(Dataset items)
========================================

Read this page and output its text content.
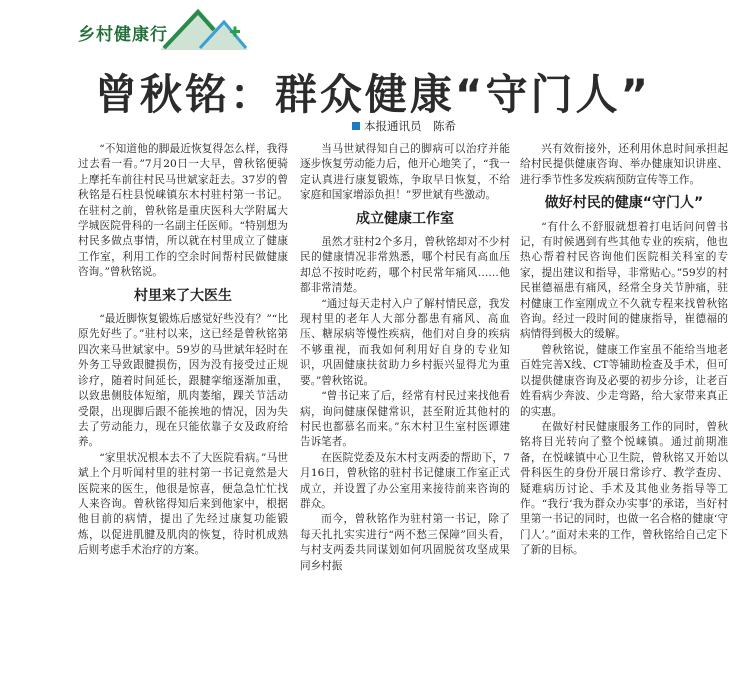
乡村健康行
曾秋铭：群众健康“守门人”
本报通讯员　陈希

“不知道他的脚最近恢复得怎么样，我得过去看一看。”7月20日一大早，曾秋铭便骑上摩托车前往村民马世斌家赶去。37岁的曾秋铭是石柱县悦崃镇东木村驻村第一书记。在驻村之前，曾秋铭是重庆医科大学附属大学城医院骨科的一名副主任医师。“特别想为村民多做点事情，所以就在村里成立了健康工作室，利用工作的空余时间帮村民做健康咨询。”曾秋铭说。

村里来了大医生

“最近脚恢复锻炼后感觉好些没有？”“比原先好些了。”驻村以来，这已经是曾秋铭第四次来马世斌家中。59岁的马世斌年轻时在外务工导致跟腱损伤，因为没有接受过正规诊疗，随着时间延长，跟腱挛缩逐渐加重，以致患侧肢体短缩，肌肉萎缩，踝关节活动受限，出现脚后跟不能挨地的情况，因为失去了劳动能力，现在只能依靠子女及政府给养。

“家里状况根本去不了大医院看病。”马世斌上个月听闻村里的驻村第一书记竟然是大医院来的医生，他很是惊喜，便急急忙忙找人来咨询。曾秋铭得知后来到他家中，根据他目前的病情，提出了先经过康复功能锻炼，以促进肌腱及肌肉的恢复，待时机成熟后则考虑手术治疗的方案。

当马世斌得知自己的脚病可以治疗并能逐步恢复劳动能力后，他开心地笑了，“我一定认真进行康复锻炼，争取早日恢复，不给家庭和国家增添负担！”罗世斌有些激动。

成立健康工作室

虽然才驻村2个多月，曾秋铭却对不少村民的健康情况非常熟悉，哪个村民有高血压却总不按时吃药，哪个村民常年痛风……他都非常清楚。

“通过每天走村入户了解村情民意，我发现村里的老年人大部分都患有痛风、高血压、糖尿病等慢性疾病，他们对自身的疾病不够重视，而我如何利用好自身的专业知识，巩固健康扶贫助力乡村振兴显得尤为重要。”曾秋铭说。

“曾书记来了后，经常有村民过来找他看病，询问健康保健常识，甚至附近其他村的村民也都慕名而来。”东木村卫生室村医谭建告诉笔者。

在医院党委及东木村支两委的帮助下，7月16日，曾秋铭的驻村书记健康工作室正式成立，并设置了办公室用来接待前来咨询的群众。

而今，曾秋铭作为驻村第一书记，除了每天扎扎实实进行“两不愁三保障”回头看，与村支两委共同谋划如何巩固脱贫攻坚成果同乡村振

兴有效衔接外，还利用休息时间承担起给村民提供健康咨询、举办健康知识讲座、进行季节性多发疾病预防宣传等工作。

做好村民的健康“守门人”

“有什么不舒服就想着打电话问问曾书记，有时候遇到有些其他专业的疾病，他也热心帮着村民咨询他们医院相关科室的专家，提出建议和指导，非常贴心。”59岁的村民崔德福患有痛风，经常全身关节肿痛，驻村健康工作室刚成立不久就专程来找曾秋铭咨询。经过一段时间的健康指导，崔德福的病情得到极大的缓解。

曾秋铭说，健康工作室虽不能给当地老百姓完善X线、CT等辅助检查及手术，但可以提供健康咨询及必要的初步分诊，让老百姓看病少奔波、少走弯路，给大家带来真正的实惠。

在做好村民健康服务工作的同时，曾秋铭将目光转向了整个悦崃镇。通过前期准备，在悦崃镇中心卫生院，曾秋铭又开始以骨科医生的身份开展日常诊疗、教学查房、疑难病历讨论、手术及其他业务指导等工作。“我行‘我为群众办实事’的承诺，当好村里第一书记的同时，也做一名合格的健康‘守门人’。”面对未来的工作，曾秋铭给自己定下了新的目标。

========================================

Output the entries above exactly, without their pictures.

TASK RESPONSE
Read this page and output its text content.
乡村健康行
曾秋铭：群众健康“守门人”
本报通讯员　陈希

“不知道他的脚最近恢复得怎么样，我得过去看一看。”7月20日一大早，曾秋铭便骑上摩托车前往村民马世斌家赶去。37岁的曾秋铭是石柱县悦崃镇东木村驻村第一书记。在驻村之前，曾秋铭是重庆医科大学附属大学城医院骨科的一名副主任医师。“特别想为村民多做点事情，所以就在村里成立了健康工作室，利用工作的空余时间帮村民做健康咨询。”曾秋铭说。

村里来了大医生

“最近脚恢复锻炼后感觉好些没有？”“比原先好些了。”驻村以来，这已经是曾秋铭第四次来马世斌家中。59岁的马世斌年轻时在外务工导致跟腱损伤，因为没有接受过正规诊疗，随着时间延长，跟腱挛缩逐渐加重，以致患侧肢体短缩，肌肉萎缩，踝关节活动受限，出现脚后跟不能挨地的情况，因为失去了劳动能力，现在只能依靠子女及政府给养。

“家里状况根本去不了大医院看病。”马世斌上个月听闻村里的驻村第一书记竟然是大医院来的医生，他很是惊喜，便急急忙忙找人来咨询。曾秋铭得知后来到他家中，根据他目前的病情，提出了先经过康复功能锻炼，以促进肌腱及肌肉的恢复，待时机成熟后则考虑手术治疗的方案。

当马世斌得知自己的脚病可以治疗并能逐步恢复劳动能力后，他开心地笑了，“我一定认真进行康复锻炼，争取早日恢复，不给家庭和国家增添负担！”罗世斌有些激动。

成立健康工作室

虽然才驻村2个多月，曾秋铭却对不少村民的健康情况非常熟悉，哪个村民有高血压却总不按时吃药，哪个村民常年痛风……他都非常清楚。

“通过每天走村入户了解村情民意，我发现村里的老年人大部分都患有痛风、高血压、糖尿病等慢性疾病，他们对自身的疾病不够重视，而我如何利用好自身的专业知识，巩固健康扶贫助力乡村振兴显得尤为重要。”曾秋铭说。

“曾书记来了后，经常有村民过来找他看病，询问健康保健常识，甚至附近其他村的村民也都慕名而来。”东木村卫生室村医谭建告诉笔者。

在医院党委及东木村支两委的帮助下，7月16日，曾秋铭的驻村书记健康工作室正式成立，并设置了办公室用来接待前来咨询的群众。

而今，曾秋铭作为驻村第一书记，除了每天扎扎实实进行“两不愁三保障”回头看，与村支两委共同谋划如何巩固脱贫攻坚成果同乡村振

兴有效衔接外，还利用休息时间承担起给村民提供健康咨询、举办健康知识讲座、进行季节性多发疾病预防宣传等工作。

做好村民的健康“守门人”

“有什么不舒服就想着打电话问问曾书记，有时候遇到有些其他专业的疾病，他也热心帮着村民咨询他们医院相关科室的专家，提出建议和指导，非常贴心。”59岁的村民崔德福患有痛风，经常全身关节肿痛，驻村健康工作室刚成立不久就专程来找曾秋铭咨询。经过一段时间的健康指导，崔德福的病情得到极大的缓解。

曾秋铭说，健康工作室虽不能给当地老百姓完善X线、CT等辅助检查及手术，但可以提供健康咨询及必要的初步分诊，让老百姓看病少奔波、少走弯路，给大家带来真正的实惠。

在做好村民健康服务工作的同时，曾秋铭将目光转向了整个悦崃镇。通过前期准备，在悦崃镇中心卫生院，曾秋铭又开始以骨科医生的身份开展日常诊疗、教学查房、疑难病历讨论、手术及其他业务指导等工作。“我行‘我为群众办实事’的承诺，当好村里第一书记的同时，也做一名合格的健康‘守门人’。”面对未来的工作，曾秋铭给自己定下了新的目标。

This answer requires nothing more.